— Start of Material —

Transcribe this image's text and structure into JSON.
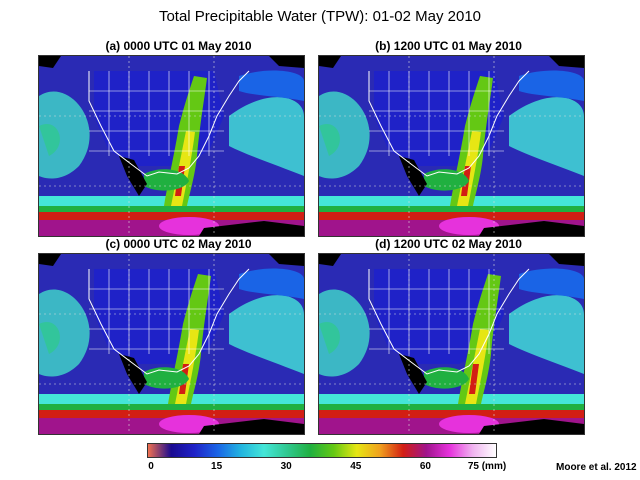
{
  "title": "Total Precipitable Water (TPW): 01-02 May 2010",
  "panels": [
    {
      "label": "(a) 0000 UTC 01 May 2010",
      "moist_band": "gulf-and-mississippi-plume"
    },
    {
      "label": "(b) 1200 UTC 01 May 2010",
      "moist_band": "narrow-north-south-plume"
    },
    {
      "label": "(c) 0000 UTC 02 May 2010",
      "moist_band": "mississippi-valley-plume"
    },
    {
      "label": "(d) 1200 UTC 02 May 2010",
      "moist_band": "plume-shifted-east"
    }
  ],
  "colorbar": {
    "ticks": [
      "0",
      "15",
      "30",
      "45",
      "60",
      "75 (mm)"
    ],
    "tick_values": [
      0,
      15,
      30,
      45,
      60,
      75
    ],
    "range": [
      0,
      75
    ],
    "colors": [
      "#f07050",
      "#1a0a90",
      "#1f22c8",
      "#1a64e6",
      "#22b4e0",
      "#44e6d8",
      "#30c890",
      "#20b040",
      "#64c814",
      "#e6e614",
      "#f0a01e",
      "#d21e14",
      "#a0148c",
      "#e632dc",
      "#f0b4f0",
      "#ffffff"
    ]
  },
  "credit": "Moore et al. 2012",
  "colors": {
    "ocean_dry": "#2a2ab4",
    "ocean_moist": "#40d0c8",
    "land_mask": "#000000",
    "borders": "#ffffff"
  }
}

— End of Material —

Objective: Copy the entries exactly. Leave out the images.

Right answer:
Transcribe this image's text and structure into JSON.
{
  "title": "Total Precipitable Water (TPW): 01-02 May 2010",
  "panels": [
    {
      "label": "(a) 0000 UTC 01 May 2010",
      "moist_band": "gulf-and-mississippi-plume"
    },
    {
      "label": "(b) 1200 UTC 01 May 2010",
      "moist_band": "narrow-north-south-plume"
    },
    {
      "label": "(c) 0000 UTC 02 May 2010",
      "moist_band": "mississippi-valley-plume"
    },
    {
      "label": "(d) 1200 UTC 02 May 2010",
      "moist_band": "plume-shifted-east"
    }
  ],
  "colorbar": {
    "ticks": [
      "0",
      "15",
      "30",
      "45",
      "60",
      "75 (mm)"
    ],
    "tick_values": [
      0,
      15,
      30,
      45,
      60,
      75
    ],
    "range": [
      0,
      75
    ],
    "colors": [
      "#f07050",
      "#1a0a90",
      "#1f22c8",
      "#1a64e6",
      "#22b4e0",
      "#44e6d8",
      "#30c890",
      "#20b040",
      "#64c814",
      "#e6e614",
      "#f0a01e",
      "#d21e14",
      "#a0148c",
      "#e632dc",
      "#f0b4f0",
      "#ffffff"
    ]
  },
  "credit": "Moore et al. 2012",
  "colors": {
    "ocean_dry": "#2a2ab4",
    "ocean_moist": "#40d0c8",
    "land_mask": "#000000",
    "borders": "#ffffff"
  }
}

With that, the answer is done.